--- Direction ---
Your task is to reproduce the entries below word for word.

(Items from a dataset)

*-*-*

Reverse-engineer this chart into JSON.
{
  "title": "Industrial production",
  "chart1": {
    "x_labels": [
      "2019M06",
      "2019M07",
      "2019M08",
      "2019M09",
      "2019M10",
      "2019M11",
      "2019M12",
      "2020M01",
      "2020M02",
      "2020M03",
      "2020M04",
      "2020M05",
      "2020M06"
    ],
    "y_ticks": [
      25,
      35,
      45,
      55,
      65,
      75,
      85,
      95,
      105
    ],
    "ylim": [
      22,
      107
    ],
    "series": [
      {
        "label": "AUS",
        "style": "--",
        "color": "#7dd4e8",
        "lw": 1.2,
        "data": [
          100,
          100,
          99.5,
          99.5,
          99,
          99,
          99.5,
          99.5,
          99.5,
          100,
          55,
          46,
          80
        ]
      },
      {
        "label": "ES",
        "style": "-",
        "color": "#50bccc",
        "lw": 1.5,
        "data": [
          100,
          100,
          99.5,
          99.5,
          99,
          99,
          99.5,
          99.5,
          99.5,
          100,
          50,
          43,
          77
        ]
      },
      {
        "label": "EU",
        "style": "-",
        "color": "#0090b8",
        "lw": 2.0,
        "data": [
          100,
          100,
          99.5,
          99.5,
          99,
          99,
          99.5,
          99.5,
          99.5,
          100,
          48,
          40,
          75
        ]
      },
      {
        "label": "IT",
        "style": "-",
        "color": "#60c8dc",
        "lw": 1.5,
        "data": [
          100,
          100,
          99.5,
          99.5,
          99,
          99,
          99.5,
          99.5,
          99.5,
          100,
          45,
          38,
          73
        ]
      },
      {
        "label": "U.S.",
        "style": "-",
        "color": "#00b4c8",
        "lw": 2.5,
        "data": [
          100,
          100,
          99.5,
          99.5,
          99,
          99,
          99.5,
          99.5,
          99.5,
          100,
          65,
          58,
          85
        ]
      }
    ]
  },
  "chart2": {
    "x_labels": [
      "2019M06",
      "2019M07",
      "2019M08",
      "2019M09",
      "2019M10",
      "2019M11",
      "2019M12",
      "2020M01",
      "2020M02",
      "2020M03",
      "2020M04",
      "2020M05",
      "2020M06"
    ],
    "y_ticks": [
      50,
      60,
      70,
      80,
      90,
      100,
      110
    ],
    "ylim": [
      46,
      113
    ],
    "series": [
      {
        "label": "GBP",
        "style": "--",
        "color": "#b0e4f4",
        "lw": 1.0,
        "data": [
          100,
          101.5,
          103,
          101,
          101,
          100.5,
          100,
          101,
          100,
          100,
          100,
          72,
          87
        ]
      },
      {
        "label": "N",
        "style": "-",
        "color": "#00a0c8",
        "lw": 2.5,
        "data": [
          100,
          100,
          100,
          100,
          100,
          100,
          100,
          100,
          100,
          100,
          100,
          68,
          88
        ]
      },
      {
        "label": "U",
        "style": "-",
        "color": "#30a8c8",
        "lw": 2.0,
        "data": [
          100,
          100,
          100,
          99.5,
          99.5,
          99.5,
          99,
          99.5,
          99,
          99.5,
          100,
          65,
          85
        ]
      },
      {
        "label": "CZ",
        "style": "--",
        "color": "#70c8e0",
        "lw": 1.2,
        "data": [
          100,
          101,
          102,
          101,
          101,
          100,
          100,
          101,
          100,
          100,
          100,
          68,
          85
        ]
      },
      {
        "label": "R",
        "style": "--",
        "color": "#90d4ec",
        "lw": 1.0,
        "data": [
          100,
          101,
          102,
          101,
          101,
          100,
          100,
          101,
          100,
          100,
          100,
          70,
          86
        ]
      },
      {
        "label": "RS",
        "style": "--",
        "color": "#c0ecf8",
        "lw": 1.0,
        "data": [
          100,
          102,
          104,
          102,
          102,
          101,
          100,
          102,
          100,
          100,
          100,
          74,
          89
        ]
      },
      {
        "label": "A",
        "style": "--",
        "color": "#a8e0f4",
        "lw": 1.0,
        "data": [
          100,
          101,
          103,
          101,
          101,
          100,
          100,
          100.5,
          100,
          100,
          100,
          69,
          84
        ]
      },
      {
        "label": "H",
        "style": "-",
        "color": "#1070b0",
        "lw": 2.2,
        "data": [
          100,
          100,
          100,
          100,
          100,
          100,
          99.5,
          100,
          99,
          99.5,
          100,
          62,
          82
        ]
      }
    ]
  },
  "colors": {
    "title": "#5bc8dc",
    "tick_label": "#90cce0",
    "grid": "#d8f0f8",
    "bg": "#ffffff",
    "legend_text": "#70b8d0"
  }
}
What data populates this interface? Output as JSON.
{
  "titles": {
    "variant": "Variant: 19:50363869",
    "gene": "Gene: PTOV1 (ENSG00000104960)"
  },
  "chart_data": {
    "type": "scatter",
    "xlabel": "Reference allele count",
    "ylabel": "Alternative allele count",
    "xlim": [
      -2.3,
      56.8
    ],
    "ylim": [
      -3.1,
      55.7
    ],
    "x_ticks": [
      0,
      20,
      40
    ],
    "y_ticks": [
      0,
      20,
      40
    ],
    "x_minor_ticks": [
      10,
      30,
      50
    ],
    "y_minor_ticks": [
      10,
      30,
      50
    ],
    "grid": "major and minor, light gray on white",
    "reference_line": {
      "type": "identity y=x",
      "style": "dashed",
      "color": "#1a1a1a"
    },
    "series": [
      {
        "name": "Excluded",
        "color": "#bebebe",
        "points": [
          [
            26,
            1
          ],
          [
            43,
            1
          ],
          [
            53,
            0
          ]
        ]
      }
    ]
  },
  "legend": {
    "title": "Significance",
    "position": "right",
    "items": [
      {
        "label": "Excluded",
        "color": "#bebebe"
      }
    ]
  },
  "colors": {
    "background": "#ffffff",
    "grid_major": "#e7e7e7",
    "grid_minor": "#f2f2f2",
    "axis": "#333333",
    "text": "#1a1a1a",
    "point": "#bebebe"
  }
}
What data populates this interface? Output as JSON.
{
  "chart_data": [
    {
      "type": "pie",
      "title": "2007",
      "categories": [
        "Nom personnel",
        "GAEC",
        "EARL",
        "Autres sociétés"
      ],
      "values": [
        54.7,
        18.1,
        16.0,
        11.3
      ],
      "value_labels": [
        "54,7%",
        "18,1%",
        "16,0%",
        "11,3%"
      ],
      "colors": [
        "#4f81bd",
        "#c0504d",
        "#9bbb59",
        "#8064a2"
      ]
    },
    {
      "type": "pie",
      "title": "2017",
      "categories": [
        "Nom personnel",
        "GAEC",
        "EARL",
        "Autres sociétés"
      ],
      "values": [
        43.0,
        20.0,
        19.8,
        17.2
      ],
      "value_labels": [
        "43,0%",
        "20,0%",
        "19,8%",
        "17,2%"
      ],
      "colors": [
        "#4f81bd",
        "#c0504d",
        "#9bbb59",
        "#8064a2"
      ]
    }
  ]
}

*-*-*

--- Expected answer ---
Reverse-engineer this chart into JSON.
{
  "title": "Industrial production",
  "chart1": {
    "x_labels": [
      "2019M06",
      "2019M07",
      "2019M08",
      "2019M09",
      "2019M10",
      "2019M11",
      "2019M12",
      "2020M01",
      "2020M02",
      "2020M03",
      "2020M04",
      "2020M05",
      "2020M06"
    ],
    "y_ticks": [
      25,
      35,
      45,
      55,
      65,
      75,
      85,
      95,
      105
    ],
    "ylim": [
      22,
      107
    ],
    "series": [
      {
        "label": "AUS",
        "style": "--",
        "color": "#7dd4e8",
        "lw": 1.2,
        "data": [
          100,
          100,
          99.5,
          99.5,
          99,
          99,
          99.5,
          99.5,
          99.5,
          100,
          55,
          46,
          80
        ]
      },
      {
        "label": "ES",
        "style": "-",
        "color": "#50bccc",
        "lw": 1.5,
        "data": [
          100,
          100,
          99.5,
          99.5,
          99,
          99,
          99.5,
          99.5,
          99.5,
          100,
          50,
          43,
          77
        ]
      },
      {
        "label": "EU",
        "style": "-",
        "color": "#0090b8",
        "lw": 2.0,
        "data": [
          100,
          100,
          99.5,
          99.5,
          99,
          99,
          99.5,
          99.5,
          99.5,
          100,
          48,
          40,
          75
        ]
      },
      {
        "label": "IT",
        "style": "-",
        "color": "#60c8dc",
        "lw": 1.5,
        "data": [
          100,
          100,
          99.5,
          99.5,
          99,
          99,
          99.5,
          99.5,
          99.5,
          100,
          45,
          38,
          73
        ]
      },
      {
        "label": "U.S.",
        "style": "-",
        "color": "#00b4c8",
        "lw": 2.5,
        "data": [
          100,
          100,
          99.5,
          99.5,
          99,
          99,
          99.5,
          99.5,
          99.5,
          100,
          65,
          58,
          85
        ]
      }
    ]
  },
  "chart2": {
    "x_labels": [
      "2019M06",
      "2019M07",
      "2019M08",
      "2019M09",
      "2019M10",
      "2019M11",
      "2019M12",
      "2020M01",
      "2020M02",
      "2020M03",
      "2020M04",
      "2020M05",
      "2020M06"
    ],
    "y_ticks": [
      50,
      60,
      70,
      80,
      90,
      100,
      110
    ],
    "ylim": [
      46,
      113
    ],
    "series": [
      {
        "label": "GBP",
        "style": "--",
        "color": "#b0e4f4",
        "lw": 1.0,
        "data": [
          100,
          101.5,
          103,
          101,
          101,
          100.5,
          100,
          101,
          100,
          100,
          100,
          72,
          87
        ]
      },
      {
        "label": "N",
        "style": "-",
        "color": "#00a0c8",
        "lw": 2.5,
        "data": [
          100,
          100,
          100,
          100,
          100,
          100,
          100,
          100,
          100,
          100,
          100,
          68,
          88
        ]
      },
      {
        "label": "U",
        "style": "-",
        "color": "#30a8c8",
        "lw": 2.0,
        "data": [
          100,
          100,
          100,
          99.5,
          99.5,
          99.5,
          99,
          99.5,
          99,
          99.5,
          100,
          65,
          85
        ]
      },
      {
        "label": "CZ",
        "style": "--",
        "color": "#70c8e0",
        "lw": 1.2,
        "data": [
          100,
          101,
          102,
          101,
          101,
          100,
          100,
          101,
          100,
          100,
          100,
          68,
          85
        ]
      },
      {
        "label": "R",
        "style": "--",
        "color": "#90d4ec",
        "lw": 1.0,
        "data": [
          100,
          101,
          102,
          101,
          101,
          100,
          100,
          101,
          100,
          100,
          100,
          70,
          86
        ]
      },
      {
        "label": "RS",
        "style": "--",
        "color": "#c0ecf8",
        "lw": 1.0,
        "data": [
          100,
          102,
          104,
          102,
          102,
          101,
          100,
          102,
          100,
          100,
          100,
          74,
          89
        ]
      },
      {
        "label": "A",
        "style": "--",
        "color": "#a8e0f4",
        "lw": 1.0,
        "data": [
          100,
          101,
          103,
          101,
          101,
          100,
          100,
          100.5,
          100,
          100,
          100,
          69,
          84
        ]
      },
      {
        "label": "H",
        "style": "-",
        "color": "#1070b0",
        "lw": 2.2,
        "data": [
          100,
          100,
          100,
          100,
          100,
          100,
          99.5,
          100,
          99,
          99.5,
          100,
          62,
          82
        ]
      }
    ]
  },
  "colors": {
    "title": "#5bc8dc",
    "tick_label": "#90cce0",
    "grid": "#d8f0f8",
    "bg": "#ffffff",
    "legend_text": "#70b8d0"
  }
}
What data populates this interface? Output as JSON.
{
  "titles": {
    "variant": "Variant: 19:50363869",
    "gene": "Gene: PTOV1 (ENSG00000104960)"
  },
  "chart_data": {
    "type": "scatter",
    "xlabel": "Reference allele count",
    "ylabel": "Alternative allele count",
    "xlim": [
      -2.3,
      56.8
    ],
    "ylim": [
      -3.1,
      55.7
    ],
    "x_ticks": [
      0,
      20,
      40
    ],
    "y_ticks": [
      0,
      20,
      40
    ],
    "x_minor_ticks": [
      10,
      30,
      50
    ],
    "y_minor_ticks": [
      10,
      30,
      50
    ],
    "grid": "major and minor, light gray on white",
    "reference_line": {
      "type": "identity y=x",
      "style": "dashed",
      "color": "#1a1a1a"
    },
    "series": [
      {
        "name": "Excluded",
        "color": "#bebebe",
        "points": [
          [
            26,
            1
          ],
          [
            43,
            1
          ],
          [
            53,
            0
          ]
        ]
      }
    ]
  },
  "legend": {
    "title": "Significance",
    "position": "right",
    "items": [
      {
        "label": "Excluded",
        "color": "#bebebe"
      }
    ]
  },
  "colors": {
    "background": "#ffffff",
    "grid_major": "#e7e7e7",
    "grid_minor": "#f2f2f2",
    "axis": "#333333",
    "text": "#1a1a1a",
    "point": "#bebebe"
  }
}
What data populates this interface? Output as JSON.
{
  "chart_data": [
    {
      "type": "pie",
      "title": "2007",
      "categories": [
        "Nom personnel",
        "GAEC",
        "EARL",
        "Autres sociétés"
      ],
      "values": [
        54.7,
        18.1,
        16.0,
        11.3
      ],
      "value_labels": [
        "54,7%",
        "18,1%",
        "16,0%",
        "11,3%"
      ],
      "colors": [
        "#4f81bd",
        "#c0504d",
        "#9bbb59",
        "#8064a2"
      ]
    },
    {
      "type": "pie",
      "title": "2017",
      "categories": [
        "Nom personnel",
        "GAEC",
        "EARL",
        "Autres sociétés"
      ],
      "values": [
        43.0,
        20.0,
        19.8,
        17.2
      ],
      "value_labels": [
        "43,0%",
        "20,0%",
        "19,8%",
        "17,2%"
      ],
      "colors": [
        "#4f81bd",
        "#c0504d",
        "#9bbb59",
        "#8064a2"
      ]
    }
  ]
}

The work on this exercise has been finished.